[DIRECTION]
Write the records below out in full, character for character, with no pictures.

[ENTRIES PROVIDED]

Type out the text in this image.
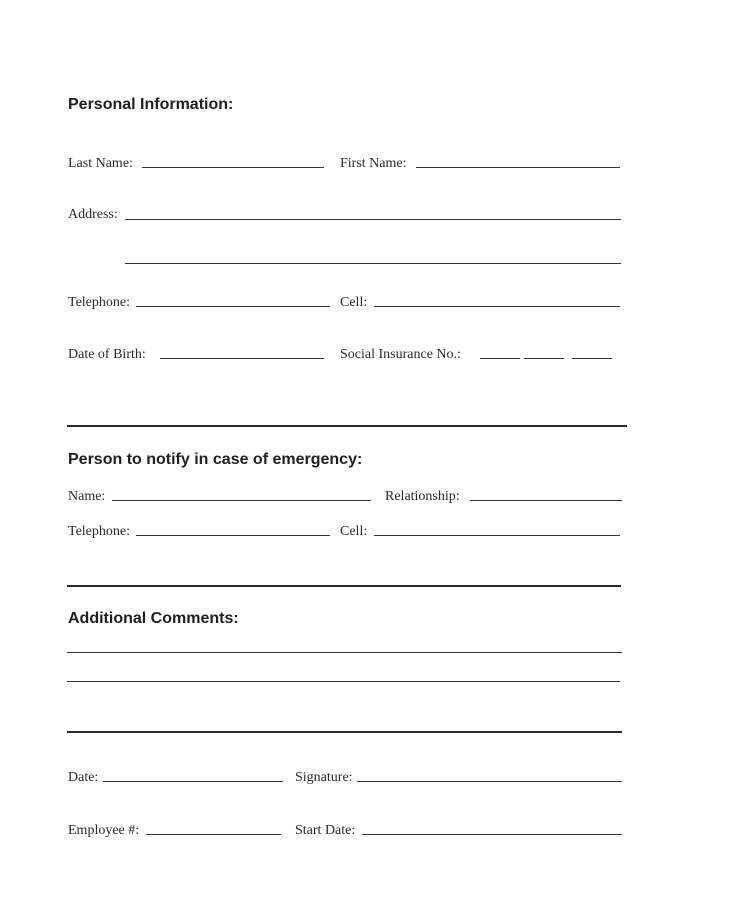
Personal Information:
Last Name:	First Name:
Address:
Telephone:	Cell:
Date of Birth:	Social Insurance No.:
Person to notify in case of emergency:
Name:	Relationship:
Telephone:	Cell:
Additional Comments:
Date:	Signature:
Employee #:	Start Date:
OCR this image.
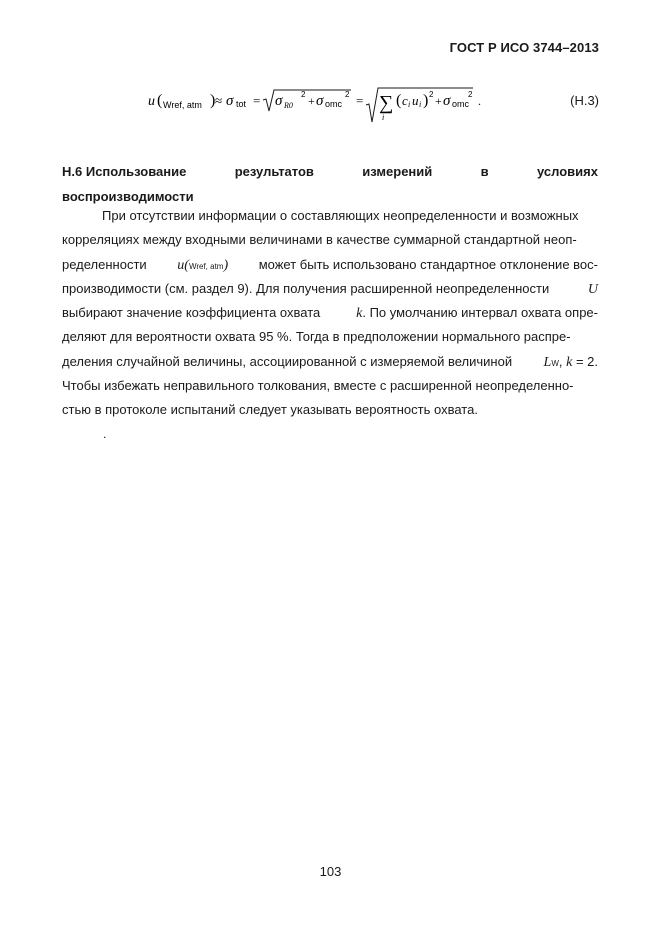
ГОСТ Р ИСО 3744–2013
u ( Wref, atm ) ≈ σ tot = σ R0
2 + σ omc
2 = ∑
i
( c i u i ) 2 + σ omc
2 .	(Н.3)
Н.6 Использование	результатов	измерений	в	условиях
воспроизводимости
При отсутствии информации о составляющих неопределенности и возможных
корреляциях между входными величинами в качестве суммарной стандартной неоп-
ределенности u(Wref, atm) может быть использовано стандартное отклонение вос-
производимости (см. раздел 9). Для получения расширенной неопределенности	U
выбирают значение коэффициента охвата	k. По умолчанию интервал охвата опре-
деляют для вероятности охвата 95 %. Тогда в предположении нормального распре-
деления случайной величины, ассоциированной с измеряемой величиной LW, k = 2.
Чтобы избежать неправильного толкования, вместе с расширенной неопределенно-
стью в протоколе испытаний следует указывать вероятность охвата.
.
103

[FINISHED EXERCISE]
Type out the text in this image.
Personal Information:
Last Name:	First Name:
Address:
Telephone:	Cell:
Date of Birth:	Social Insurance No.:
Person to notify in case of emergency:
Name:	Relationship:
Telephone:	Cell:
Additional Comments:
Date:	Signature:
Employee #:	Start Date:
OCR this image.
ГОСТ Р ИСО 3744–2013
u ( Wref, atm ) ≈ σ tot = σ R0
2 + σ omc
2 = ∑
i
( c i u i ) 2 + σ omc
2 .	(Н.3)
Н.6 Использование	результатов	измерений	в	условиях
воспроизводимости
При отсутствии информации о составляющих неопределенности и возможных
корреляциях между входными величинами в качестве суммарной стандартной неоп-
ределенности u(Wref, atm) может быть использовано стандартное отклонение вос-
производимости (см. раздел 9). Для получения расширенной неопределенности	U
выбирают значение коэффициента охвата	k. По умолчанию интервал охвата опре-
деляют для вероятности охвата 95 %. Тогда в предположении нормального распре-
деления случайной величины, ассоциированной с измеряемой величиной LW, k = 2.
Чтобы избежать неправильного толкования, вместе с расширенной неопределенно-
стью в протоколе испытаний следует указывать вероятность охвата.
.
103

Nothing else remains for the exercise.